**Görev 1**
Sörf röportajından "Şu sıralar hazırlandığınız" sözcükleriyle başlayan bölümü "ona da katılacağım." sözcüklerinden sonra bitirerek yeniden yazın ve bu bölümde "Danimarka'da" yerine "Hollanda'da" koyun.

**Çıkarılan Metin**
━━━━━━━━
Röportaj: Gülçin İşler FIRAT
Fotoğraflar: Koray IŞIK
Alaçatı'yı Alaçatı yapan değerlerden biri hiç şüphesiz ki rüzgar sörfü. Dünyada rüzgar sörfünde ilk 5'te yer alan Alaçatı'yı dünyaya, duyuran isim ise milli sörfçümüz Bora Kozanoğlu. Başarılı kariyerinin yanı sıra 20 yıl önce açtığı Bora Kozanoğlu Sörf Okulu ile milyonlarca kişiye bu sporu sevdiren Kozanoğlu ile Alaçatı'da bir araya geldik. Bora Kozanoğlu, 2-7 Temmuz tarihleri arasında İtalya'nın Garda Gölü'nde gerçekleşen rüzgar sörfü resmi dünya şampiyonası 'IFCA JYM'de ikinci oldu. Bora Bey ile Alaçatı'daki sörf okulunda buluştuk ve başarılı kariyeri, özel hayatını ve yeni katılacağı yarışlar hakkında keyifli bir röportaj yaptık.
Bora Bey, öncelikle tebrik ederiz. İtalya'dan 190 yarışçının katıldığı yarışmadan ikincilikle ülkemize döndünüz.
Çok teşekkür ederim. Dünyanın en iyi ilk 3 sörf merkezlerinden biri olan İtalya'nın Garda Gölü'nde yarıştık. 50 kilometrelik bir göl ve her 4.5 kilometrede bir sörf merkezi var. Sabah 06.00'da başlayıp, akşam 19.00'a kadar sörf yapıyorsunuz. Yarışlar 1 hafta sürdü, birçok final gerçekleşti ve ben de dünya ikincisi oldum. İtalyanlar bölgenin iklimine hakim oldukları için çok iddialıydı. Onları geçerek ikinci olduğum için çok mutluyum.
Şu sıralar hazırlandığınız yarışma var mı?
Yaz aylarının sonunda Yunanistan'a gideceğim onlar davet etti ve uluslararası bir şampiyona düzenliyorlar. Şu şıralar ona hazırlanıyorum. Eylülde de Danimarka'da bir dünya şampiyonası var, inşallah ona da katılacağım.
Nasıl hazırlanıyorsunuz yarışlara?
━━━━━━━━
**Sağlanan Malzeme**
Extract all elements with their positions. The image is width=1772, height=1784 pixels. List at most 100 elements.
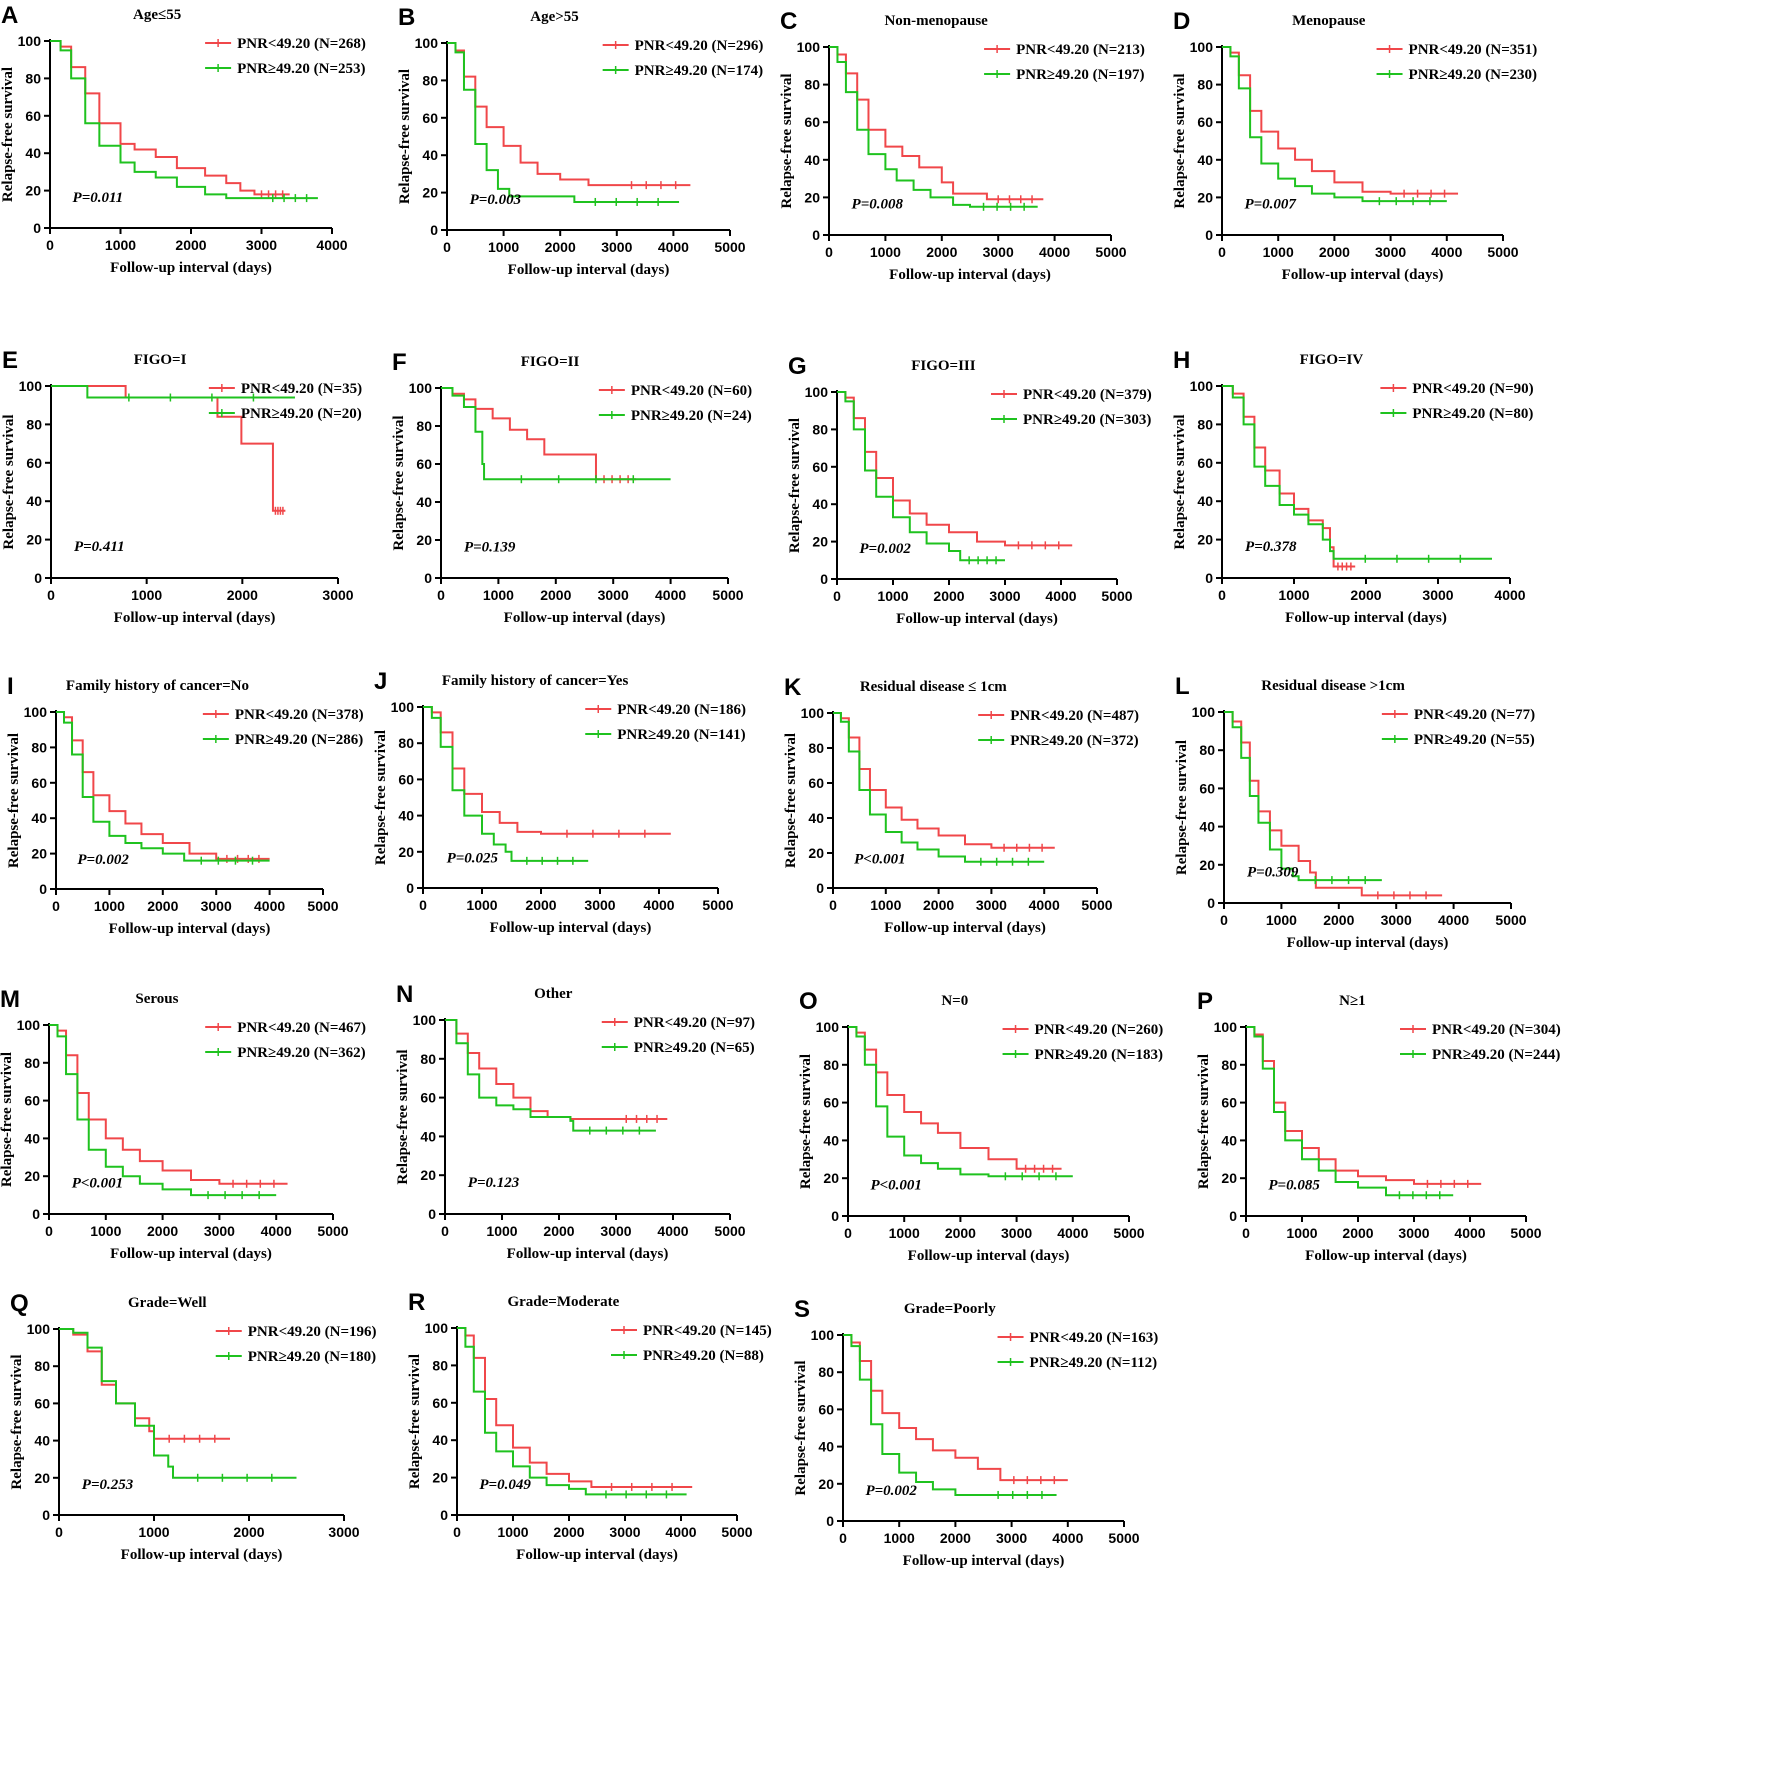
y-tick-label: 80 — [823, 1057, 839, 1073]
x-tick-label: 3000 — [1381, 912, 1412, 928]
x-tick-label: 2000 — [540, 587, 571, 603]
panel-title: Family history of cancer=No — [66, 678, 249, 694]
y-tick-label: 40 — [1197, 493, 1213, 509]
y-tick-label: 60 — [432, 1395, 448, 1411]
x-tick-label: 2000 — [175, 237, 206, 253]
y-tick-label: 20 — [818, 1476, 834, 1492]
x-axis-label: Follow-up interval (days) — [516, 1547, 678, 1563]
x-tick-label: 5000 — [1495, 912, 1526, 928]
km-curve-pnr-low — [423, 706, 671, 835]
panel-title: Non-menopause — [884, 13, 988, 29]
y-tick-label: 0 — [1207, 895, 1215, 911]
x-tick-label: 0 — [55, 1524, 63, 1540]
x-tick-label: 0 — [825, 244, 833, 260]
y-tick-label: 100 — [17, 1017, 41, 1033]
x-tick-label: 5000 — [1113, 1225, 1144, 1241]
y-tick-label: 60 — [398, 771, 414, 787]
legend-label: PNR≥49.20 (N=372) — [1010, 733, 1138, 749]
y-tick-label: 40 — [34, 1433, 50, 1449]
legend-label: PNR<49.20 (N=351) — [1409, 42, 1538, 58]
x-tick-label: 4000 — [1029, 897, 1060, 913]
p-value: P=0.123 — [468, 1175, 520, 1191]
y-tick-label: 0 — [812, 227, 820, 243]
x-tick-label: 2000 — [147, 898, 178, 914]
x-axis-label: Follow-up interval (days) — [114, 610, 276, 626]
p-value: P<0.001 — [870, 1178, 921, 1194]
km-curve-pnr-high — [837, 391, 1005, 562]
y-tick-label: 60 — [420, 1090, 436, 1106]
x-axis-label: Follow-up interval (days) — [110, 1246, 272, 1262]
panel-letter: N — [396, 981, 413, 1008]
y-axis-label: Relapse-free survival — [1196, 1054, 1212, 1189]
x-tick-label: 3000 — [996, 1530, 1027, 1546]
x-tick-label: 2000 — [923, 897, 954, 913]
panel-letter: M — [0, 986, 20, 1013]
legend-label: PNR<49.20 (N=487) — [1010, 708, 1139, 724]
x-axis-label: Follow-up interval (days) — [889, 267, 1051, 283]
x-tick-label: 2000 — [933, 588, 964, 604]
x-tick-label: 4000 — [1454, 1225, 1485, 1241]
x-tick-label: 2000 — [1342, 1225, 1373, 1241]
y-tick-label: 60 — [823, 1095, 839, 1111]
p-value: P=0.049 — [479, 1477, 531, 1493]
y-axis-label: Relapse-free survival — [6, 733, 22, 868]
x-tick-label: 2000 — [227, 587, 258, 603]
y-tick-label: 80 — [812, 421, 828, 437]
panel-letter: E — [2, 347, 18, 374]
legend-label: PNR≥49.20 (N=141) — [617, 727, 745, 743]
x-tick-label: 5000 — [1487, 244, 1518, 260]
legend-label: PNR<49.20 (N=268) — [237, 36, 366, 52]
y-tick-label: 0 — [440, 1507, 448, 1523]
km-curve-pnr-low — [848, 1026, 1062, 1170]
km-curve-pnr-high — [441, 387, 671, 481]
legend-label: PNR<49.20 (N=35) — [241, 381, 362, 397]
y-tick-label: 100 — [409, 380, 433, 396]
y-axis-label: Relapse-free survival — [397, 69, 413, 204]
y-tick-label: 20 — [416, 532, 432, 548]
y-tick-label: 20 — [422, 185, 438, 201]
km-curve-pnr-low — [829, 46, 1044, 201]
y-tick-label: 0 — [816, 880, 824, 896]
y-tick-label: 20 — [420, 1167, 436, 1183]
legend-label: PNR≥49.20 (N=20) — [241, 406, 362, 422]
x-axis-label: Follow-up interval (days) — [903, 1553, 1065, 1569]
y-tick-label: 40 — [804, 152, 820, 168]
x-tick-label: 5000 — [307, 898, 338, 914]
y-tick-label: 20 — [26, 532, 42, 548]
panel-letter: I — [7, 673, 14, 700]
y-tick-label: 80 — [808, 740, 824, 756]
panel-title: FIGO=I — [134, 352, 187, 368]
y-tick-label: 20 — [1197, 189, 1213, 205]
legend-label: PNR≥49.20 (N=112) — [1030, 1355, 1158, 1371]
x-tick-label: 1000 — [497, 1524, 528, 1540]
y-tick-label: 100 — [1190, 39, 1214, 55]
x-tick-label: 5000 — [712, 587, 743, 603]
x-tick-label: 3000 — [598, 587, 629, 603]
km-curve-pnr-high — [59, 1328, 297, 1479]
x-tick-label: 1000 — [94, 898, 125, 914]
panel-letter: D — [1173, 8, 1190, 35]
x-tick-label: 2000 — [1319, 244, 1350, 260]
y-axis-label: Relapse-free survival — [0, 67, 16, 202]
y-axis-label: Relapse-free survival — [787, 418, 803, 553]
panel-letter: G — [788, 353, 807, 380]
y-tick-label: 80 — [416, 418, 432, 434]
panel-letter: S — [794, 1296, 810, 1323]
y-tick-label: 100 — [413, 1012, 437, 1028]
y-tick-label: 40 — [1221, 1132, 1237, 1148]
x-tick-label: 4000 — [316, 237, 347, 253]
y-tick-label: 40 — [812, 496, 828, 512]
y-tick-label: 0 — [1229, 1208, 1237, 1224]
x-tick-label: 0 — [453, 1524, 461, 1540]
x-tick-label: 5000 — [721, 1524, 752, 1540]
x-tick-label: 0 — [45, 1223, 53, 1239]
y-tick-label: 100 — [1190, 378, 1214, 394]
p-value: P=0.411 — [74, 539, 125, 555]
y-tick-label: 0 — [39, 881, 47, 897]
━━━━━━━━
**Görev 2**
Kayıtlarda "y-tick-label: 80 — [823, 1057, 839, 1073]" içeren satırdan başlayıp "x-tick-label: 2000 — [1342, 1225, 1373, 1241]" içeren satırdan sonra biten satırları, boş satırları atlayarak, "Sıra" ve "Satır" sütunlarından oluşan bir Markdown tablosuna aktarın. Tabloya yalnızca bu satırları alın.

**Tam Yanıt 1**
Şu sıralar hazırlandığınız yarışma var mı?
Yaz aylarının sonunda Yunanistan'a gideceğim onlar davet etti ve uluslararası bir şampiyona düzenliyorlar. Şu şıralar ona hazırlanıyorum. Eylülde de Hollanda'da bir dünya şampiyonası var, inşallah ona da katılacağım.

**Tam Yanıt 2**
| Sıra | Satır |
|---|---|
| 1 | y-tick-label: 80 — [823, 1057, 839, 1073] |
| 2 | x-tick-label: 3000 — [1381, 912, 1412, 928] |
| 3 | x-tick-label: 2000 — [540, 587, 571, 603] |
| 4 | panel-title: Family history of cancer=No — [66, 678, 249, 694] |
| 5 | y-tick-label: 40 — [1197, 493, 1213, 509] |
| 6 | y-tick-label: 60 — [432, 1395, 448, 1411] |
| 7 | x-tick-label: 2000 — [175, 237, 206, 253] |
| 8 | y-tick-label: 20 — [818, 1476, 834, 1492] |
| 9 | x-axis-label: Follow-up interval (days) — [516, 1547, 678, 1563] |
| 10 | x-tick-label: 5000 — [1495, 912, 1526, 928] |
| 11 | km-curve-pnr-low — [423, 706, 671, 835] |
| 12 | panel-title: Non-menopause — [884, 13, 988, 29] |
| 13 | y-tick-label: 0 — [1207, 895, 1215, 911] |
| 14 | x-tick-label: 0 — [55, 1524, 63, 1540] |
| 15 | x-tick-label: 0 — [825, 244, 833, 260] |
| 16 | y-tick-label: 100 — [17, 1017, 41, 1033] |
| 17 | x-tick-label: 5000 — [1113, 1225, 1144, 1241] |
| 18 | y-tick-label: 60 — [398, 771, 414, 787] |
| 19 | legend-label: PNR≥49.20 (N=372) — [1010, 733, 1138, 749] |
| 20 | y-tick-label: 40 — [34, 1433, 50, 1449] |
| 21 | legend-label: PNR<49.20 (N=351) — [1409, 42, 1538, 58] |
| 22 | x-tick-label: 4000 — [1029, 897, 1060, 913] |
| 23 | p-value: P=0.123 — [468, 1175, 520, 1191] |
| 24 | y-tick-label: 0 — [812, 227, 820, 243] |
| 25 | x-tick-label: 2000 — [147, 898, 178, 914] |
| 26 | x-axis-label: Follow-up interval (days) — [114, 610, 276, 626] |
| 27 | p-value: P<0.001 — [870, 1178, 921, 1194] |
| 28 | km-curve-pnr-high — [837, 391, 1005, 562] |
| 29 | y-tick-label: 60 — [420, 1090, 436, 1106] |
| 30 | x-axis-label: Follow-up interval (days) — [110, 1246, 272, 1262] |
| 31 | panel-letter: N — [396, 981, 413, 1008] |
| 32 | y-axis-label: Relapse-free survival — [1196, 1054, 1212, 1189] |
| 33 | x-tick-label: 3000 — [996, 1530, 1027, 1546] |
| 34 | x-tick-label: 2000 — [923, 897, 954, 913] |
| 35 | panel-letter: M — [0, 986, 20, 1013] |
| 36 | legend-label: PNR<49.20 (N=487) — [1010, 708, 1139, 724] |
| 37 | x-axis-label: Follow-up interval (days) — [889, 267, 1051, 283] |
| 38 | x-tick-label: 2000 — [933, 588, 964, 604] |
| 39 | x-tick-label: 4000 — [1454, 1225, 1485, 1241] |
| 40 | x-tick-label: 2000 — [1342, 1225, 1373, 1241] |